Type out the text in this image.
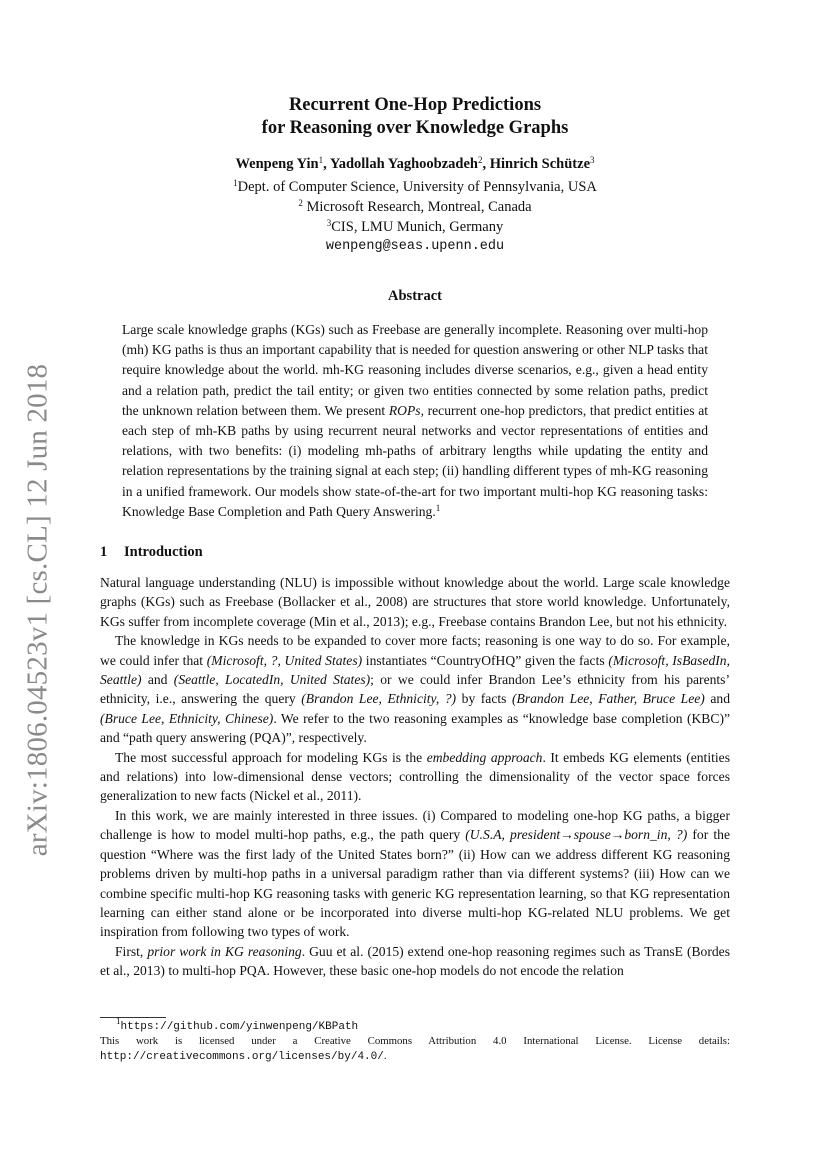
arXiv:1806.04523v1 [cs.CL] 12 Jun 2018
Recurrent One-Hop Predictions
for Reasoning over Knowledge Graphs
Wenpeng Yin$^1$, Yadollah Yaghoobzadeh$^2$, Hinrich Schütze$^3$
$^1$Dept. of Computer Science, University of Pennsylvania, USA
$^2$ Microsoft Research, Montreal, Canada
$^3$CIS, LMU Munich, Germany
wenpeng@seas.upenn.edu
Abstract

Large scale knowledge graphs (KGs) such as Freebase are generally incomplete. Reasoning over multi-hop (mh) KG paths is thus an important capability that is needed for question answering or other NLP tasks that require knowledge about the world. mh-KG reasoning includes diverse scenarios, e.g., given a head entity and a relation path, predict the tail entity; or given two entities connected by some relation paths, predict the unknown relation between them. We present ROPs, recurrent one-hop predictors, that predict entities at each step of mh-KB paths by using recurrent neural networks and vector representations of entities and relations, with two benefits: (i) modeling mh-paths of arbitrary lengths while updating the entity and relation representations by the training signal at each step; (ii) handling different types of mh-KG reasoning in a unified framework. Our models show state-of-the-art for two important multi-hop KG reasoning tasks: Knowledge Base Completion and Path Query Answering.$^1$

1 Introduction

Natural language understanding (NLU) is impossible without knowledge about the world. Large scale knowledge graphs (KGs) such as Freebase (Bollacker et al., 2008) are structures that store world knowledge. Unfortunately, KGs suffer from incomplete coverage (Min et al., 2013); e.g., Freebase contains Brandon Lee, but not his ethnicity.

The knowledge in KGs needs to be expanded to cover more facts; reasoning is one way to do so. For example, we could infer that (Microsoft, ?, United States) instantiates “CountryOfHQ” given the facts (Microsoft, IsBasedIn, Seattle) and (Seattle, LocatedIn, United States); or we could infer Brandon Lee’s ethnicity from his parents’ ethnicity, i.e., answering the query (Brandon Lee, Ethnicity, ?) by facts (Brandon Lee, Father, Bruce Lee) and (Bruce Lee, Ethnicity, Chinese). We refer to the two reasoning examples as “knowledge base completion (KBC)” and “path query answering (PQA)”, respectively.

The most successful approach for modeling KGs is the embedding approach. It embeds KG elements (entities and relations) into low-dimensional dense vectors; controlling the dimensionality of the vector space forces generalization to new facts (Nickel et al., 2011).

In this work, we are mainly interested in three issues. (i) Compared to modeling one-hop KG paths, a bigger challenge is how to model multi-hop paths, e.g., the path query (U.S.A, president→spouse→born_in, ?) for the question “Where was the first lady of the United States born?” (ii) How can we address different KG reasoning problems driven by multi-hop paths in a universal paradigm rather than via different systems? (iii) How can we combine specific multi-hop KG reasoning tasks with generic KG representation learning, so that KG representation learning can either stand alone or be incorporated into diverse multi-hop KG-related NLU problems. We get inspiration from following two types of work.

First, prior work in KG reasoning. Guu et al. (2015) extend one-hop reasoning regimes such as TransE (Bordes et al., 2013) to multi-hop PQA. However, these basic one-hop models do not encode the relation

$^1$https://github.com/yinwenpeng/KBPath

This work is licensed under a Creative Commons Attribution 4.0 International License. License details: http://creativecommons.org/licenses/by/4.0/.
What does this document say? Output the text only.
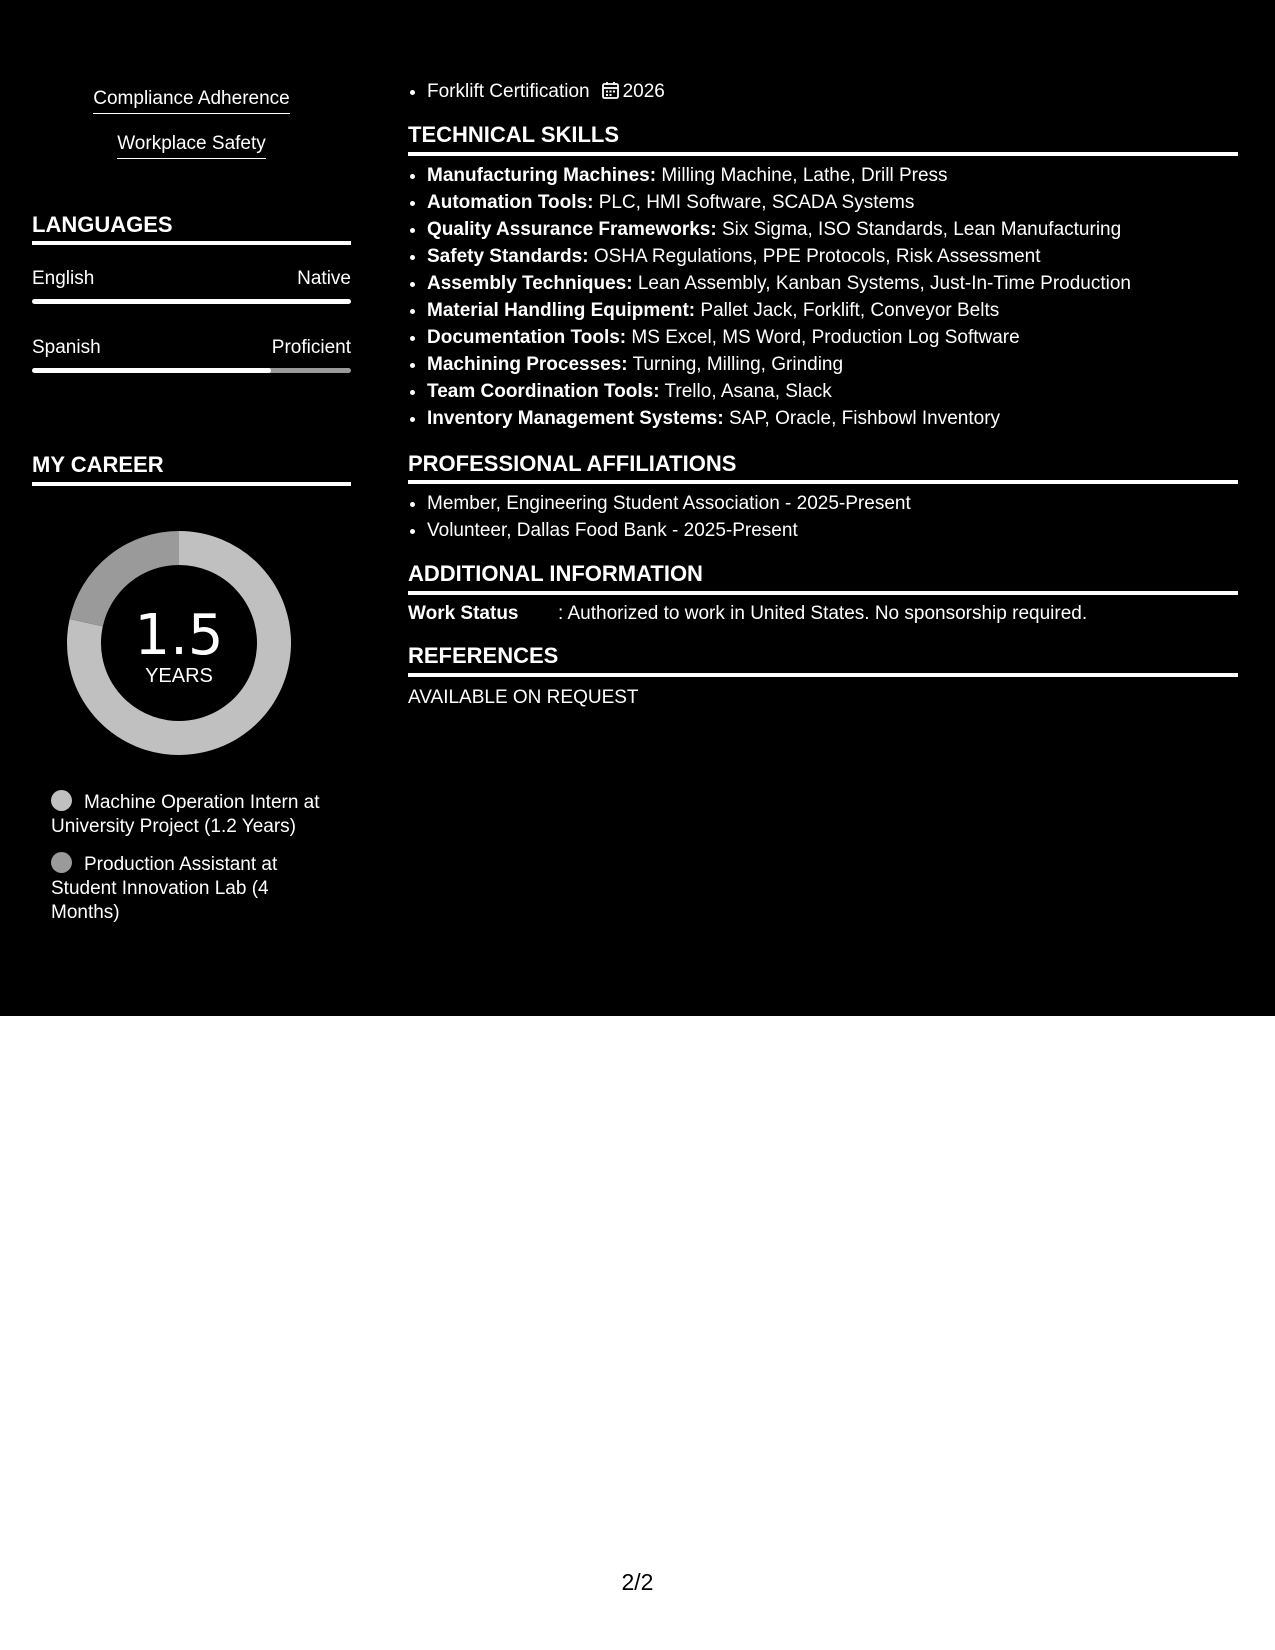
Compliance Adherence
Workplace Safety
LANGUAGES
English	Native
Spanish	Proficient
MY CAREER
1.5
YEARS
Machine Operation Intern at University Project (1.2 Years)
Production Assistant at Student Innovation Lab (4 Months)
• Forklift Certification 2026
TECHNICAL SKILLS
• Manufacturing Machines: Milling Machine, Lathe, Drill Press
• Automation Tools: PLC, HMI Software, SCADA Systems
• Quality Assurance Frameworks: Six Sigma, ISO Standards, Lean Manufacturing
• Safety Standards: OSHA Regulations, PPE Protocols, Risk Assessment
• Assembly Techniques: Lean Assembly, Kanban Systems, Just-In-Time Production
• Material Handling Equipment: Pallet Jack, Forklift, Conveyor Belts
• Documentation Tools: MS Excel, MS Word, Production Log Software
• Machining Processes: Turning, Milling, Grinding
• Team Coordination Tools: Trello, Asana, Slack
• Inventory Management Systems: SAP, Oracle, Fishbowl Inventory
PROFESSIONAL AFFILIATIONS
• Member, Engineering Student Association - 2025-Present
• Volunteer, Dallas Food Bank - 2025-Present
ADDITIONAL INFORMATION
Work Status : Authorized to work in United States. No sponsorship required.
REFERENCES
AVAILABLE ON REQUEST
2/2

▶ [Stated exercise]
Gather up every line in the data above that contains the word "Student", copying each one.

▶ [Response]
Production Assistant at Student Innovation Lab (4 Months)
• Member, Engineering Student Association - 2025-Present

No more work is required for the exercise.